**Page text**
Re: [PATCH] mm: page_isolation: Avoid hugepage scan step underflow

From: David Hildenbrand (Arm)

Date: Tue Jun 02 2026 - 05:40:58 EST

On 6/2/26 09:08, Kaitao Cheng wrote:
> 在 2026/6/2 00:21, David Hildenbrand (Arm) 写道:
>> On 5/22/26 11:35, Kaitao Cheng wrote:
>>> 在 2026/5/20 01:54, Andrew Morton 写道:
>>>
>>> The direct user-visible effect is not memory corruption, but degraded forward
>>> progress in the page isolation / contiguous allocation path.
>>>
>>> If the race makes folio_nr_pages() return 1 while the current page is still
>>> treated as a tail page of the old HugeTLB folio, the computed step can
>>> underflow:
>>>
>>> step = folio_nr_pages(folio) - folio_page_idx(folio, page);
>>>
>>> The caller then does:
>>>
>>> start_pfn += step;
>>>
>>> With unsigned arithmetic this can wrap and move start_pfn backwards, typically
>>> near the beginning of the old hugepage range rather than advancing past it. In
>>> many cases this only means rescanning part of the same hugepage range, so the
>>> effect may be limited to extra scanning work.
>>>
>>> However, it still violates the scanner's forward-progress assumption: step
>>> is expected to advance start_pfn. If the same transient state is observed
>>> repeatedly, the scanner can keep revisiting the same PFNs, causing excessive
>>> latency and, in the worst case, an apparent stall in operations that rely on
>>> page isolation or contiguous allocation.
>>>
>>>
>>> Here is another point raised by AI, the old code also used folio_test_lru()

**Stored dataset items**
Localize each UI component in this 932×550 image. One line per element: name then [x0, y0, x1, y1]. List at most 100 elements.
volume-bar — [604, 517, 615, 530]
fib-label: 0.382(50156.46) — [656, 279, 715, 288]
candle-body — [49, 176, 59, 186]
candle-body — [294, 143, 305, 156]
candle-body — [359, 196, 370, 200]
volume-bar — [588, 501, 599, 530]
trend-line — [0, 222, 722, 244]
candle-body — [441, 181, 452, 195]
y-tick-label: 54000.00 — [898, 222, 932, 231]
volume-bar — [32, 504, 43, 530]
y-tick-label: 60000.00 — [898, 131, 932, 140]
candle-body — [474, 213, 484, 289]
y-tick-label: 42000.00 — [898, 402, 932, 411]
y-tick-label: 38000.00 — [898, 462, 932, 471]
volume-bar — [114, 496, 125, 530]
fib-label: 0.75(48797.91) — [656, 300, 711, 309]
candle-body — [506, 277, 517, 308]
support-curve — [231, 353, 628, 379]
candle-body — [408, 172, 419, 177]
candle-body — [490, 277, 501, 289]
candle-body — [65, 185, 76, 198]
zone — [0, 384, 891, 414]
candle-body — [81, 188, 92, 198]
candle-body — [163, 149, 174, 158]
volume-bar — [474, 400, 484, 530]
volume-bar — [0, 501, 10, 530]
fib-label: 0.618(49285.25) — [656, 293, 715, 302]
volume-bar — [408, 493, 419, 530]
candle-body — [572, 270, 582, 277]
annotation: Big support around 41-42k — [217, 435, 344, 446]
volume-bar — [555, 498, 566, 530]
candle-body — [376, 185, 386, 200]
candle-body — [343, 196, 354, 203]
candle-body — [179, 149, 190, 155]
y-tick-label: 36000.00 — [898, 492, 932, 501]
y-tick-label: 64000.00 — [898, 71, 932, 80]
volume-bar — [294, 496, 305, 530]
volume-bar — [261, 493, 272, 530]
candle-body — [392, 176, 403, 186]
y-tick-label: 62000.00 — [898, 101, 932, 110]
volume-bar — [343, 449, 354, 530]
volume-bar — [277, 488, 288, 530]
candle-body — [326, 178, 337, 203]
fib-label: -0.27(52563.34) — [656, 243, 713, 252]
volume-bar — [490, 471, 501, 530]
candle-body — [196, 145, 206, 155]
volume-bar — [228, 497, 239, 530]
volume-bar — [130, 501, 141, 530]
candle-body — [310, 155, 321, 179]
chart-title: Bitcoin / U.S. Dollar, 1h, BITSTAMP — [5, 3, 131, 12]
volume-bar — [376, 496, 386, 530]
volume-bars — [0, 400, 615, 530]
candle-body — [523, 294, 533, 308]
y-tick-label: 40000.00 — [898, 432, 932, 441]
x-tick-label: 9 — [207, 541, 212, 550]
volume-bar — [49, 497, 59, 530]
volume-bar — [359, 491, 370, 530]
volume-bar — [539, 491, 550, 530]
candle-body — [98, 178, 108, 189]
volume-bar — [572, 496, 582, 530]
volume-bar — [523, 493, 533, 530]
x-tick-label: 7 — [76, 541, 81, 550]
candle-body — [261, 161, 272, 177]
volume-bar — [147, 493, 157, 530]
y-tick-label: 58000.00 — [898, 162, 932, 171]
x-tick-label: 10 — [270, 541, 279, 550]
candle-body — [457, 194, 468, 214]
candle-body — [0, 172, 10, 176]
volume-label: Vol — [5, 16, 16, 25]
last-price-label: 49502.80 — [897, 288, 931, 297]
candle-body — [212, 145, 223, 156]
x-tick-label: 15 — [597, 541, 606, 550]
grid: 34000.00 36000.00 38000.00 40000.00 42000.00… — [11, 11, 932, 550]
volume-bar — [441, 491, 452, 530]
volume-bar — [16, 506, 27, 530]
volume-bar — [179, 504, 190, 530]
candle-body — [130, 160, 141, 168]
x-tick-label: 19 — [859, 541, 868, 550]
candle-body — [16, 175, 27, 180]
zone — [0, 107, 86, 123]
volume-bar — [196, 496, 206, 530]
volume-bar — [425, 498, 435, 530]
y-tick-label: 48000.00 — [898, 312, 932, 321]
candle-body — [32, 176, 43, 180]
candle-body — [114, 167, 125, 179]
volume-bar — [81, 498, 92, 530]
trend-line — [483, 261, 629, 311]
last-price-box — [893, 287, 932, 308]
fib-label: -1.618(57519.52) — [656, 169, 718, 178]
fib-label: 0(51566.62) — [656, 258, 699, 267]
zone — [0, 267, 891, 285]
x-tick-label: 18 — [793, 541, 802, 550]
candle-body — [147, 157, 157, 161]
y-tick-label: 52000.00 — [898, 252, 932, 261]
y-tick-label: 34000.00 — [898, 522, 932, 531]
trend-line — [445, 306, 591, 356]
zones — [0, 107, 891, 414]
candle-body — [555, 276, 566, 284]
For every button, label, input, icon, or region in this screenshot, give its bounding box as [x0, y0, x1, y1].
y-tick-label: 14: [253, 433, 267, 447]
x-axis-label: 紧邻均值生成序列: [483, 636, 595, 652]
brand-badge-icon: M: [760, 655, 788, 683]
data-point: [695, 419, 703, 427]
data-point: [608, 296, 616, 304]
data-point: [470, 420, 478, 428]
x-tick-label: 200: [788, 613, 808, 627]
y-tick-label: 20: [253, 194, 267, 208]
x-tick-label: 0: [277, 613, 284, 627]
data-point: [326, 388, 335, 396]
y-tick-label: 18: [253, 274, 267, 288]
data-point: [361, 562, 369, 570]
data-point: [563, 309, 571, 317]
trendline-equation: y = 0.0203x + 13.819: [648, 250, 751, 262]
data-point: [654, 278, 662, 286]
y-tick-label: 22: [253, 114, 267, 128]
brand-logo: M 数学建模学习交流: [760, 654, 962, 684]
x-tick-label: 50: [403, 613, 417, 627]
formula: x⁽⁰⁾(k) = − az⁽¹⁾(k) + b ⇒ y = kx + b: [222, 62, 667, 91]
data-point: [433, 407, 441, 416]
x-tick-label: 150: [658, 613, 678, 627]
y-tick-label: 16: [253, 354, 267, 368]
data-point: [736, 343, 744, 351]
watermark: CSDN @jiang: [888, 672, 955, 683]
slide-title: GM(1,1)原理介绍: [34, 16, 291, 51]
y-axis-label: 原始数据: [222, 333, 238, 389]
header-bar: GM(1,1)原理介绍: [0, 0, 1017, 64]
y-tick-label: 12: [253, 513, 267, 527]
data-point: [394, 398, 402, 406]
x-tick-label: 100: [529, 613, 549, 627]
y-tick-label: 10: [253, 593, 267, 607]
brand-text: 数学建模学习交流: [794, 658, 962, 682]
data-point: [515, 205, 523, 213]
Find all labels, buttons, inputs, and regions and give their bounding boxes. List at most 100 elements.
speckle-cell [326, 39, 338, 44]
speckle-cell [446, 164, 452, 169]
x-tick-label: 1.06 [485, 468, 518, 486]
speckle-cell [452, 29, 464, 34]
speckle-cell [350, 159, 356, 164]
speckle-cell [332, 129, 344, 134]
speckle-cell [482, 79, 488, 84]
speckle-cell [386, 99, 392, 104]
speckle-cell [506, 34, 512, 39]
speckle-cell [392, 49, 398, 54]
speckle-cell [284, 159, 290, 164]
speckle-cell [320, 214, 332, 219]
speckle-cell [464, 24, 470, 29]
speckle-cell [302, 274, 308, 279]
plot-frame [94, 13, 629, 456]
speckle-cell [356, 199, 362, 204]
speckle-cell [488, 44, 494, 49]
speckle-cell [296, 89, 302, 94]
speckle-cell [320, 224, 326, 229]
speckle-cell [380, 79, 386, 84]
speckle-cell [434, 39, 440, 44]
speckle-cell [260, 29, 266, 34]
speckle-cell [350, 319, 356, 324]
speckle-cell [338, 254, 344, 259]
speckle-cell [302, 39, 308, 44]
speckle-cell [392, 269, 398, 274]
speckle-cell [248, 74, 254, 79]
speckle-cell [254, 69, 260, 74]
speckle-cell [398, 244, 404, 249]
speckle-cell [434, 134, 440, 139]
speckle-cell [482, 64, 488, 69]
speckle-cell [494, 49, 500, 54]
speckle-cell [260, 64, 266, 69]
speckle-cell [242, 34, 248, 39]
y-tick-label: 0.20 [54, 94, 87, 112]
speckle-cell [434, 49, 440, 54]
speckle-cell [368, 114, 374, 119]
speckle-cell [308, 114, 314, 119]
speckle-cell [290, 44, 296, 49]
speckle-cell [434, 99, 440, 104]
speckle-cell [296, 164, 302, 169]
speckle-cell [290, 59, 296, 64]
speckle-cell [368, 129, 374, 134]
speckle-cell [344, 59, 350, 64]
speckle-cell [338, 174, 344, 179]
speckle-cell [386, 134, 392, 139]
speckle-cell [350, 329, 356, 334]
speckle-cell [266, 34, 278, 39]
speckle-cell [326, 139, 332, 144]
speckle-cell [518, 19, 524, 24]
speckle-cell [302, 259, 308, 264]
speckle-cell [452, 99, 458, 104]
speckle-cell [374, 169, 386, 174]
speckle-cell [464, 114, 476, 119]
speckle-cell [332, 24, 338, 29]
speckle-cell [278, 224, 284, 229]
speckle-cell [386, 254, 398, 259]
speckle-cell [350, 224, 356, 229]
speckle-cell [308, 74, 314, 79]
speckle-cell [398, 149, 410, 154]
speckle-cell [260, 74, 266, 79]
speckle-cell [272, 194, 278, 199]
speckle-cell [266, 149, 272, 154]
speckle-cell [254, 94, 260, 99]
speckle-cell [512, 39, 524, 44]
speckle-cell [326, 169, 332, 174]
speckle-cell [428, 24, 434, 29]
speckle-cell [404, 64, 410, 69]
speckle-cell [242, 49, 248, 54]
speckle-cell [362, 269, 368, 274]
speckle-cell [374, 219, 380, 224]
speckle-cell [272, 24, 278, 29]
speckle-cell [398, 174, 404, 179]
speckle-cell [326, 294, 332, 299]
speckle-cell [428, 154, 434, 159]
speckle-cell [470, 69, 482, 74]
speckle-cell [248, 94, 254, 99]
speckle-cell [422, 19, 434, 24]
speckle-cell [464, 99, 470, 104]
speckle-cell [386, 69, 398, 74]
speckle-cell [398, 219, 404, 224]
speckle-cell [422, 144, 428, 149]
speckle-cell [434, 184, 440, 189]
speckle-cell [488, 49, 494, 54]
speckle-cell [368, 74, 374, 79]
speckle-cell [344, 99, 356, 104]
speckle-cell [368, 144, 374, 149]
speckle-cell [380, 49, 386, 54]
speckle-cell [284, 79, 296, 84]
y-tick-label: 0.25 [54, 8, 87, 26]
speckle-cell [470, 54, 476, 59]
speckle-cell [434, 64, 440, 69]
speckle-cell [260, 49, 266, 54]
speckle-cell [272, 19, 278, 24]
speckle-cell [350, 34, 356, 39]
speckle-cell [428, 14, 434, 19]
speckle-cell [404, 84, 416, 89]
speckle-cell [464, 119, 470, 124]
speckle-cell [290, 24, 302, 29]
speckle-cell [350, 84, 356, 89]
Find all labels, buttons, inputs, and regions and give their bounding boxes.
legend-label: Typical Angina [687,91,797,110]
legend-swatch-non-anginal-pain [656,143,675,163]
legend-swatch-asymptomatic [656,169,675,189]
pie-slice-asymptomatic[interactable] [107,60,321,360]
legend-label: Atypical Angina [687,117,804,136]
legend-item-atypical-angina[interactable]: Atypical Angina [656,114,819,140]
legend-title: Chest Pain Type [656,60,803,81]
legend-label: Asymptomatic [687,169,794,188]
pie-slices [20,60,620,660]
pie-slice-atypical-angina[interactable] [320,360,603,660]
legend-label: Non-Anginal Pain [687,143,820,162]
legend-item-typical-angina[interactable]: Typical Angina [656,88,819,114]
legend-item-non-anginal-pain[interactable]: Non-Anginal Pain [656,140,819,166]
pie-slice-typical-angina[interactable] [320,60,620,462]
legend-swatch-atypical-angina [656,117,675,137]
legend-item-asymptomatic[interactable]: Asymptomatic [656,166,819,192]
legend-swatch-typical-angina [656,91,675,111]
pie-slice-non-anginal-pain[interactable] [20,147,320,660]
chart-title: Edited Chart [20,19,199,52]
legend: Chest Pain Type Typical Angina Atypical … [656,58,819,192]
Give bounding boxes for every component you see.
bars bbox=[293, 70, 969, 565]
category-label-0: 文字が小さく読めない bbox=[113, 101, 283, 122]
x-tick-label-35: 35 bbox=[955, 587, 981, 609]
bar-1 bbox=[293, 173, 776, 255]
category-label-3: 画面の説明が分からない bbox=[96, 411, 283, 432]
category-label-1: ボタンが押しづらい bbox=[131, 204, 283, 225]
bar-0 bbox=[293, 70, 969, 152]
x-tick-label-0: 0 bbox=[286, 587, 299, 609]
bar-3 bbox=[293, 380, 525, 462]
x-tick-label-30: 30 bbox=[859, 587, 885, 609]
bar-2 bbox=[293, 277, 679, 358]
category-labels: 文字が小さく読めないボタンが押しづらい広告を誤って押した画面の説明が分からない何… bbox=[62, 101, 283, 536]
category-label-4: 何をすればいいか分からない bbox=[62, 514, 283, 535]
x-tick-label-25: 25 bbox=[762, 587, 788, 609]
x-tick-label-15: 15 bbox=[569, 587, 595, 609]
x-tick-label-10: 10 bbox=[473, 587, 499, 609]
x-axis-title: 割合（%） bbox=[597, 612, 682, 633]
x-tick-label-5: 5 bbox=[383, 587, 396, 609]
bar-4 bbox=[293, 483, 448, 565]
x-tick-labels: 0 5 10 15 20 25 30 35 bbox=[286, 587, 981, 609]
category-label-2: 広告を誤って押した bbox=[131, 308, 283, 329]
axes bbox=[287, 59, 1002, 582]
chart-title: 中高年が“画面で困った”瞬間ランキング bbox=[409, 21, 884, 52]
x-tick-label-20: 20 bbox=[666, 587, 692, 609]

**Challenge 1**
In the patch discussion, restate the paragraph beginning "However, it still violates the scanner's forward-progress assumption" as a short list that keeps its main facts.
**Challenge 2**
Provide a continuation of the patch discussion from the point where it stops.
The items are not required for any of the work that follows.

**Output 1**
- The underflow breaks the scanner's assumption that step always advances start_pfn.
- If the same transient state is observed repeatedly, the scanner can keep revisiting the same PFNs.
- This can cause excessive latency.
- In the worst case, operations that rely on page isolation or contiguous allocation may appear to stall.

**Output 2**
>>> on a folio pointer obtained without holding a reference. If the folio is
>>> freed and the old head page is reused or observed as a tail page of another
>>> compound page, folio_test_lru() can reach const_folio_flags(), which asserts
>>> that the passed folio is not a tail page. On DEBUG_VM kernels, that can
>>> trigger a VM_BUG_ON_PGFLAGS() crash.
>>>
>>>
>>> Following David Hildenbrand's suggestion, I made some changes as shown below.
>>> I'm not sure whether there are still any other issues.
>>>
>>> --- a/mm/page_isolation.c
>>> +++ b/mm/page_isolation.c
>>> @@ -41,8 +41,14 @@ bool page_is_unmovable(struct zone *zone, struct page *page,
>>> * We need not scan over tail pages because we don't
>>> * handle each tail page individually in migration.
>>> */
>>> - if (PageHuge(page) || PageCompound(page)) {
>>> + if (PageCompound(page)) {
>>> struct folio *folio = page_folio(page);
>>> + unsigned long nr_pages, pfn;
>>> + unsigned int order;
>>> +
>>> + order = compound_order(&folio->page);
>>> + if (order > MAX_FOLIO_ORDER)
>>> + return true;
>>
>> Would we also have to care about non-order-of-2?
>
> There should not be any non-order-of-2 compound pages here. Neither the
> buddy allocator's allocation model nor the folio_size() / size_to_hstate()
> implementation supports non-order-of-two compound pages.

Ah, sorry, in scan_movable_pages() we use folio_nr_pages(), and that can give
you on races a non-order-of-2.

So yeah, clearly not required here.

>
>>>
>>> if (folio_test_hugetlb(folio)) {
>>> struct hstate *h;
>>> @@ -54,15 +60,16 @@ bool page_is_unmovable(struct zone *zone, struct page *page,
>>> * The huge page may be freed so can not
>>> * use folio_hstate() directly.
>>> */
>>> - h = size_to_hstate(folio_size(folio));
>>> - if (h && !hugepage_migration_supported(h))
>>> + h = size_to_hstate(PAGE_SIZE << order);
>>> + if (!h || !hugepage_migration_supported(h))
>>> return true;
>>> -
>>> - } else if (!folio_test_lru(folio)) {
>>> + } else if (!PageLRU(page)) {
>>
>> Hm, is that required because we could VM_BUG_ON?
>
> Yes, that is one of the reasons for the change.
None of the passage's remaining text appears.